_What to do_
Repeat, exactly and completely, the material that follows. Omit the pictures.

_Information given_
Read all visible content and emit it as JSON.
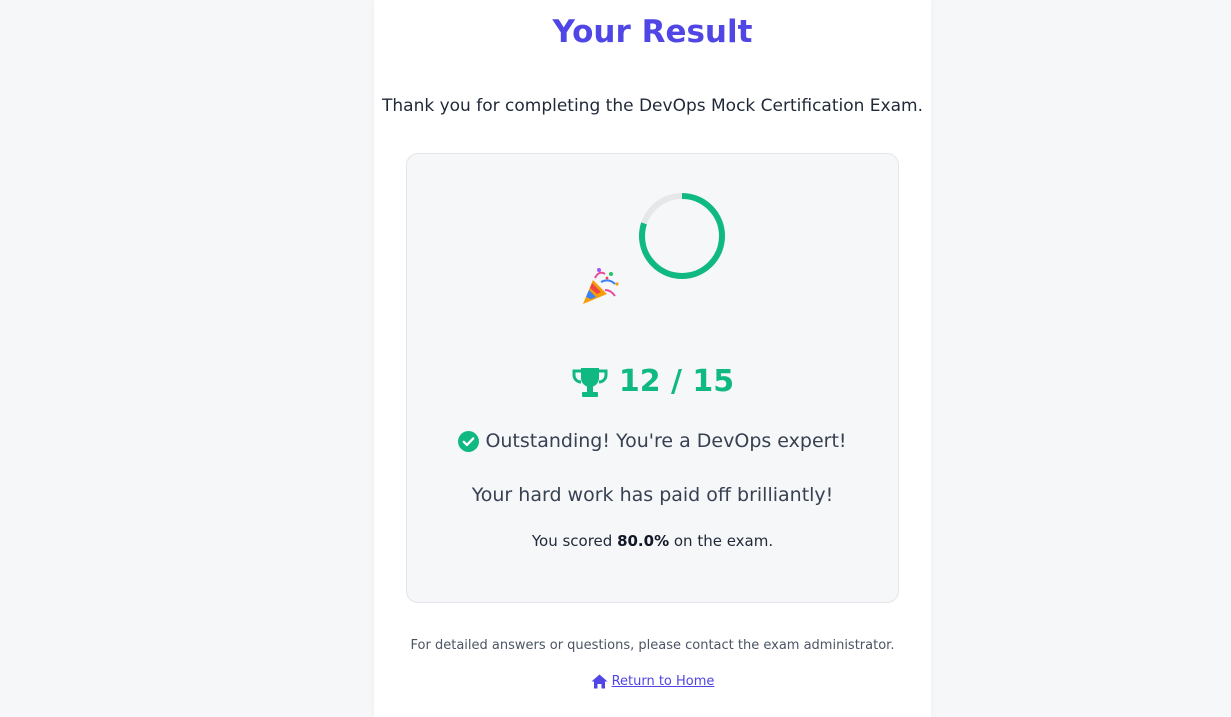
{
  "page": {
    "title": "Your Result",
    "intro": "Thank you for completing the DevOps Mock Certification Exam."
  },
  "result": {
    "score_text": "12 / 15",
    "score_correct": 12,
    "score_total": 15,
    "progress_fraction": 0.8,
    "status_message": "Outstanding! You're a DevOps expert!",
    "subline": "Your hard work has paid off brilliantly!",
    "percent_prefix": "You scored ",
    "percent_value": "80.0%",
    "percent_suffix": " on the exam."
  },
  "footer": {
    "note": "For detailed answers or questions, please contact the exam administrator.",
    "home_link_label": " Return to Home"
  },
  "icons": {
    "trophy": "trophy-icon",
    "check": "check-circle-icon",
    "home": "home-icon",
    "celebration": "party-popper-icon"
  },
  "colors": {
    "accent": "#4f46e5",
    "success": "#10b981",
    "ring_track": "#e5e7eb"
  }
}
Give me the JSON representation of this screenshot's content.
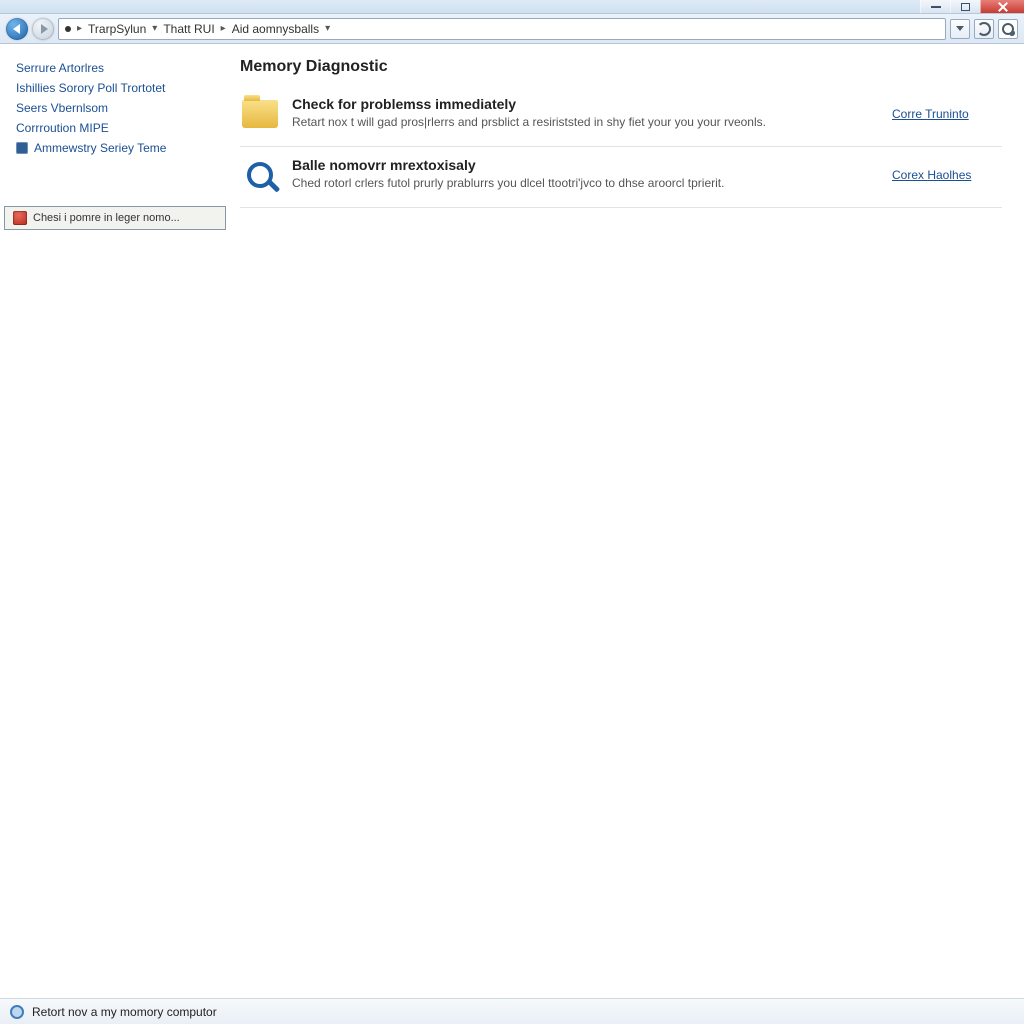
{
  "titlebar": {},
  "toolbar": {
    "crumb1": "TrarpSylun",
    "crumb2": "Thatt RUI",
    "crumb3": "Aid aomnysballs"
  },
  "sidebar": {
    "items": [
      {
        "label": "Serrure Artorlres"
      },
      {
        "label": "Ishillies Sorory Poll Trortotet"
      },
      {
        "label": "Seers Vbernlsom"
      },
      {
        "label": "Corrroution MIPE"
      },
      {
        "label": "Ammewstry Seriey Teme"
      }
    ],
    "box_label": "Chesi i pomre in leger nomo..."
  },
  "main": {
    "title": "Memory Diagnostic",
    "cards": [
      {
        "title": "Check for problemss immediately",
        "desc": "Retart nox t will gad pros|rlerrs and prsblict a resiriststed in shy fiet your you your rveonls.",
        "action": "Corre Truninto"
      },
      {
        "title": "Balle nomovrr mrextoxisaly",
        "desc": "Ched rotorl crlers futol prurly prablurrs you dlcel ttootri'jvco to dhse aroorcl tprierit.",
        "action": "Corex Haolhes"
      }
    ]
  },
  "statusbar": {
    "text": "Retort nov a my momory computor"
  }
}
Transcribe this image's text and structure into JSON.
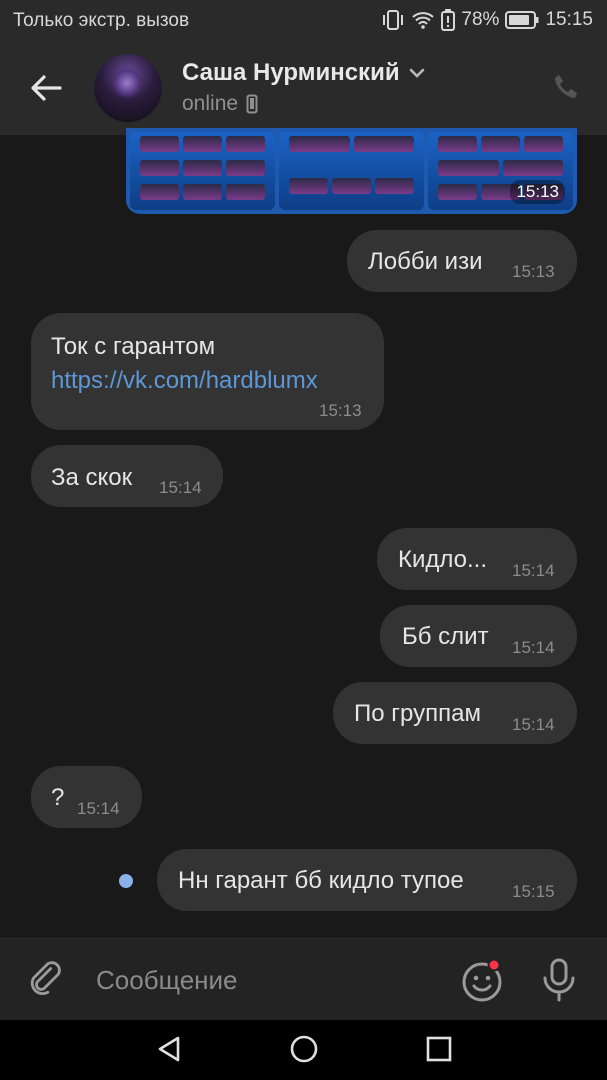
{
  "status_bar": {
    "carrier": "Только экстр. вызов",
    "battery": "78%",
    "time": "15:15"
  },
  "header": {
    "contact_name": "Саша Нурминский",
    "status": "online"
  },
  "media_preview": {
    "time": "15:13"
  },
  "messages": [
    {
      "direction": "out",
      "text": "Лобби изи",
      "time": "15:13"
    },
    {
      "direction": "in",
      "text": "Ток с гарантом",
      "link": "https://vk.com/hardblumx",
      "time": "15:13"
    },
    {
      "direction": "in",
      "text": "За скок",
      "time": "15:14"
    },
    {
      "direction": "out",
      "text": "Кидло...",
      "time": "15:14"
    },
    {
      "direction": "out",
      "text": "Бб слит",
      "time": "15:14"
    },
    {
      "direction": "out",
      "text": "По группам",
      "time": "15:14"
    },
    {
      "direction": "in",
      "text": "?",
      "time": "15:14"
    },
    {
      "direction": "out",
      "text": "Нн гарант бб кидло тупое",
      "time": "15:15",
      "unread": true
    }
  ],
  "composer": {
    "placeholder": "Сообщение"
  },
  "colors": {
    "background": "#191919",
    "bar": "#2a2a2a",
    "bubble": "#333334",
    "link": "#5d97d6",
    "unread_dot": "#8ab2e8",
    "emoji_badge": "#ff3347"
  }
}
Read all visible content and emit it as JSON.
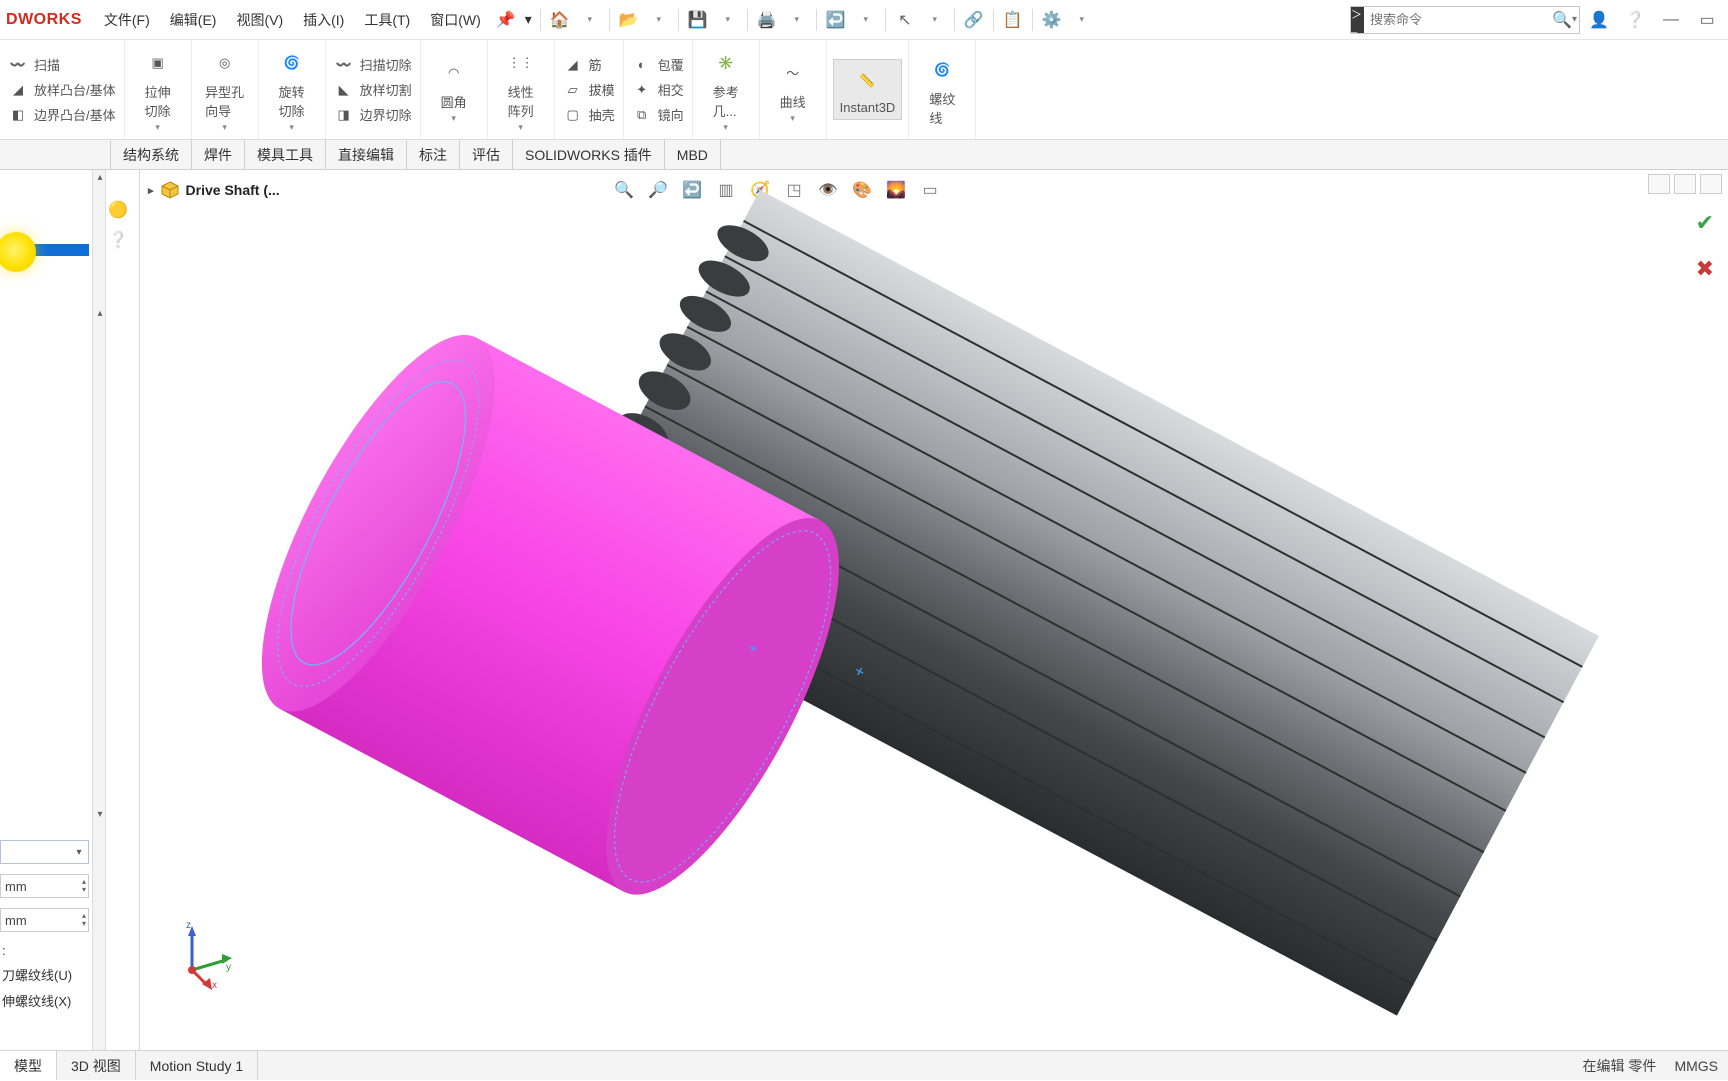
{
  "app": {
    "logo_text": "DWORKS"
  },
  "menu": {
    "file": "文件(F)",
    "edit": "编辑(E)",
    "view": "视图(V)",
    "insert": "插入(I)",
    "tools": "工具(T)",
    "window": "窗口(W)"
  },
  "search": {
    "placeholder": "搜索命令"
  },
  "ribbon": {
    "sweep": "扫描",
    "loft": "放样凸台/基体",
    "boundary": "边界凸台/基体",
    "extrude_cut": "拉伸\n切除",
    "hole_wizard": "异型孔\n向导",
    "revolve_cut": "旋转\n切除",
    "sweep_cut": "扫描切除",
    "loft_cut": "放样切割",
    "boundary_cut": "边界切除",
    "fillet": "圆角",
    "linear_pattern": "线性\n阵列",
    "rib": "筋",
    "draft": "拔模",
    "shell": "抽壳",
    "wrap": "包覆",
    "intersect": "相交",
    "mirror": "镜向",
    "ref_geom": "参考\n几...",
    "curves": "曲线",
    "instant3d": "Instant3D",
    "thread": "螺纹\n线"
  },
  "tabs": {
    "structure": "结构系统",
    "weldments": "焊件",
    "mold": "模具工具",
    "direct": "直接编辑",
    "annotate": "标注",
    "evaluate": "评估",
    "addins": "SOLIDWORKS 插件",
    "mbd": "MBD"
  },
  "tree": {
    "root": "Drive Shaft  (..."
  },
  "control_panel": {
    "unit1": "mm",
    "unit2": "mm",
    "colon": ":",
    "opt1": "刀螺纹线(U)",
    "opt2": "伸螺纹线(X)"
  },
  "bottom_tabs": {
    "model": "模型",
    "view3d": "3D 视图",
    "motion": "Motion Study 1"
  },
  "status": {
    "mode": "在编辑 零件",
    "units": "MMGS"
  },
  "triad_labels": {
    "x": "x",
    "y": "y",
    "z": "z"
  }
}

_Written answer_
Read all visible content and emit it as JSON.
{
  "page": {
    "title": "Your Result",
    "intro": "Thank you for completing the DevOps Mock Certification Exam."
  },
  "result": {
    "score_text": "12 / 15",
    "score_correct": 12,
    "score_total": 15,
    "progress_fraction": 0.8,
    "status_message": "Outstanding! You're a DevOps expert!",
    "subline": "Your hard work has paid off brilliantly!",
    "percent_prefix": "You scored ",
    "percent_value": "80.0%",
    "percent_suffix": " on the exam."
  },
  "footer": {
    "note": "For detailed answers or questions, please contact the exam administrator.",
    "home_link_label": " Return to Home"
  },
  "icons": {
    "trophy": "trophy-icon",
    "check": "check-circle-icon",
    "home": "home-icon",
    "celebration": "party-popper-icon"
  },
  "colors": {
    "accent": "#4f46e5",
    "success": "#10b981",
    "ring_track": "#e5e7eb"
  }
}
Give me the JSON representation of this screenshot's content.
{
  "titlebar": {},
  "toolbar": {
    "crumb1": "TrarpSylun",
    "crumb2": "Thatt RUI",
    "crumb3": "Aid aomnysballs"
  },
  "sidebar": {
    "items": [
      {
        "label": "Serrure Artorlres"
      },
      {
        "label": "Ishillies Sorory Poll Trortotet"
      },
      {
        "label": "Seers Vbernlsom"
      },
      {
        "label": "Corrroution MIPE"
      },
      {
        "label": "Ammewstry Seriey Teme"
      }
    ],
    "box_label": "Chesi i pomre in leger nomo..."
  },
  "main": {
    "title": "Memory Diagnostic",
    "cards": [
      {
        "title": "Check for problemss immediately",
        "desc": "Retart nox t will gad pros|rlerrs and prsblict a resiriststed in shy fiet your you your rveonls.",
        "action": "Corre Truninto"
      },
      {
        "title": "Balle nomovrr mrextoxisaly",
        "desc": "Ched rotorl crlers futol prurly prablurrs you dlcel ttootri'jvco to dhse aroorcl tprierit.",
        "action": "Corex Haolhes"
      }
    ]
  },
  "statusbar": {
    "text": "Retort nov a my momory computor"
  }
}
Transcribe this image's text and structure into JSON.
{
  "status_bar": {
    "carrier": "Только экстр. вызов",
    "battery": "78%",
    "time": "15:15"
  },
  "header": {
    "contact_name": "Саша Нурминский",
    "status": "online"
  },
  "media_preview": {
    "time": "15:13"
  },
  "messages": [
    {
      "direction": "out",
      "text": "Лобби изи",
      "time": "15:13"
    },
    {
      "direction": "in",
      "text": "Ток с гарантом",
      "link": "https://vk.com/hardblumx",
      "time": "15:13"
    },
    {
      "direction": "in",
      "text": "За скок",
      "time": "15:14"
    },
    {
      "direction": "out",
      "text": "Кидло...",
      "time": "15:14"
    },
    {
      "direction": "out",
      "text": "Бб слит",
      "time": "15:14"
    },
    {
      "direction": "out",
      "text": "По группам",
      "time": "15:14"
    },
    {
      "direction": "in",
      "text": "?",
      "time": "15:14"
    },
    {
      "direction": "out",
      "text": "Нн гарант бб кидло тупое",
      "time": "15:15",
      "unread": true
    }
  ],
  "composer": {
    "placeholder": "Сообщение"
  },
  "colors": {
    "background": "#191919",
    "bar": "#2a2a2a",
    "bubble": "#333334",
    "link": "#5d97d6",
    "unread_dot": "#8ab2e8",
    "emoji_badge": "#ff3347"
  }
}
Read all visible content and emit it as JSON.
{
  "app": {
    "logo_text": "DWORKS"
  },
  "menu": {
    "file": "文件(F)",
    "edit": "编辑(E)",
    "view": "视图(V)",
    "insert": "插入(I)",
    "tools": "工具(T)",
    "window": "窗口(W)"
  },
  "search": {
    "placeholder": "搜索命令"
  },
  "ribbon": {
    "sweep": "扫描",
    "loft": "放样凸台/基体",
    "boundary": "边界凸台/基体",
    "extrude_cut": "拉伸\n切除",
    "hole_wizard": "异型孔\n向导",
    "revolve_cut": "旋转\n切除",
    "sweep_cut": "扫描切除",
    "loft_cut": "放样切割",
    "boundary_cut": "边界切除",
    "fillet": "圆角",
    "linear_pattern": "线性\n阵列",
    "rib": "筋",
    "draft": "拔模",
    "shell": "抽壳",
    "wrap": "包覆",
    "intersect": "相交",
    "mirror": "镜向",
    "ref_geom": "参考\n几...",
    "curves": "曲线",
    "instant3d": "Instant3D",
    "thread": "螺纹\n线"
  },
  "tabs": {
    "structure": "结构系统",
    "weldments": "焊件",
    "mold": "模具工具",
    "direct": "直接编辑",
    "annotate": "标注",
    "evaluate": "评估",
    "addins": "SOLIDWORKS 插件",
    "mbd": "MBD"
  },
  "tree": {
    "root": "Drive Shaft  (..."
  },
  "control_panel": {
    "unit1": "mm",
    "unit2": "mm",
    "colon": ":",
    "opt1": "刀螺纹线(U)",
    "opt2": "伸螺纹线(X)"
  },
  "bottom_tabs": {
    "model": "模型",
    "view3d": "3D 视图",
    "motion": "Motion Study 1"
  },
  "status": {
    "mode": "在编辑 零件",
    "units": "MMGS"
  },
  "triad_labels": {
    "x": "x",
    "y": "y",
    "z": "z"
  }
}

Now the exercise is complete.